WORK TO BE COMPLETED
Write out all of the entries exactly, please.
** START OF ENTRIES SHOWN **
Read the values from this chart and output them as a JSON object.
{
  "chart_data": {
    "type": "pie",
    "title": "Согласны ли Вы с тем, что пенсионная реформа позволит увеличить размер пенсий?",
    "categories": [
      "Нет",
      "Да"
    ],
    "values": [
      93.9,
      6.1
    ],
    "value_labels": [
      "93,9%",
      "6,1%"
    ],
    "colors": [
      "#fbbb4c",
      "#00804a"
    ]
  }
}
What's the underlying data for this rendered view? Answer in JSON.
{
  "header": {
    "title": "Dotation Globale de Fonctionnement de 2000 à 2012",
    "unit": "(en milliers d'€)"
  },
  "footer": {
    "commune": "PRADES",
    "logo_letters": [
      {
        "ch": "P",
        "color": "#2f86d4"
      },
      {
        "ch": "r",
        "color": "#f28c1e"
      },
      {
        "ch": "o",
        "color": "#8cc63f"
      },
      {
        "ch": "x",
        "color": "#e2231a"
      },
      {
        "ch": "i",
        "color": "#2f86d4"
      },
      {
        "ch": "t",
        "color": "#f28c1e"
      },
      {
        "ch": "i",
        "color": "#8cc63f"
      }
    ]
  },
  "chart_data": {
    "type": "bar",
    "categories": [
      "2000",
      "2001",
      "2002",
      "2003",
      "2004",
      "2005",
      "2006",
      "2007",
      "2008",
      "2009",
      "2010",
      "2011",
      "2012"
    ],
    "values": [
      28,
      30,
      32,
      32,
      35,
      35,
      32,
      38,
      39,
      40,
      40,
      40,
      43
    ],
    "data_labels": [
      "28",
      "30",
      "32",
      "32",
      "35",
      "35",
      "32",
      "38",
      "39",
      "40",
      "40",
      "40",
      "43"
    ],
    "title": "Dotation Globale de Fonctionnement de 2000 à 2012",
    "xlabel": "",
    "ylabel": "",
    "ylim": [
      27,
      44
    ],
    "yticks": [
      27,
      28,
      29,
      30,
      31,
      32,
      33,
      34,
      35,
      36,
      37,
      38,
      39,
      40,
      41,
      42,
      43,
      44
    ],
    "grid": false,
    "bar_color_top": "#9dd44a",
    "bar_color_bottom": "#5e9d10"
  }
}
** END OF ENTRIES SHOWN **
THE ANSWER
Read the values from this chart and output them as a JSON object.
{
  "chart_data": {
    "type": "pie",
    "title": "Согласны ли Вы с тем, что пенсионная реформа позволит увеличить размер пенсий?",
    "categories": [
      "Нет",
      "Да"
    ],
    "values": [
      93.9,
      6.1
    ],
    "value_labels": [
      "93,9%",
      "6,1%"
    ],
    "colors": [
      "#fbbb4c",
      "#00804a"
    ]
  }
}
What's the underlying data for this rendered view? Answer in JSON.
{
  "header": {
    "title": "Dotation Globale de Fonctionnement de 2000 à 2012",
    "unit": "(en milliers d'€)"
  },
  "footer": {
    "commune": "PRADES",
    "logo_letters": [
      {
        "ch": "P",
        "color": "#2f86d4"
      },
      {
        "ch": "r",
        "color": "#f28c1e"
      },
      {
        "ch": "o",
        "color": "#8cc63f"
      },
      {
        "ch": "x",
        "color": "#e2231a"
      },
      {
        "ch": "i",
        "color": "#2f86d4"
      },
      {
        "ch": "t",
        "color": "#f28c1e"
      },
      {
        "ch": "i",
        "color": "#8cc63f"
      }
    ]
  },
  "chart_data": {
    "type": "bar",
    "categories": [
      "2000",
      "2001",
      "2002",
      "2003",
      "2004",
      "2005",
      "2006",
      "2007",
      "2008",
      "2009",
      "2010",
      "2011",
      "2012"
    ],
    "values": [
      28,
      30,
      32,
      32,
      35,
      35,
      32,
      38,
      39,
      40,
      40,
      40,
      43
    ],
    "data_labels": [
      "28",
      "30",
      "32",
      "32",
      "35",
      "35",
      "32",
      "38",
      "39",
      "40",
      "40",
      "40",
      "43"
    ],
    "title": "Dotation Globale de Fonctionnement de 2000 à 2012",
    "xlabel": "",
    "ylabel": "",
    "ylim": [
      27,
      44
    ],
    "yticks": [
      27,
      28,
      29,
      30,
      31,
      32,
      33,
      34,
      35,
      36,
      37,
      38,
      39,
      40,
      41,
      42,
      43,
      44
    ],
    "grid": false,
    "bar_color_top": "#9dd44a",
    "bar_color_bottom": "#5e9d10"
  }
}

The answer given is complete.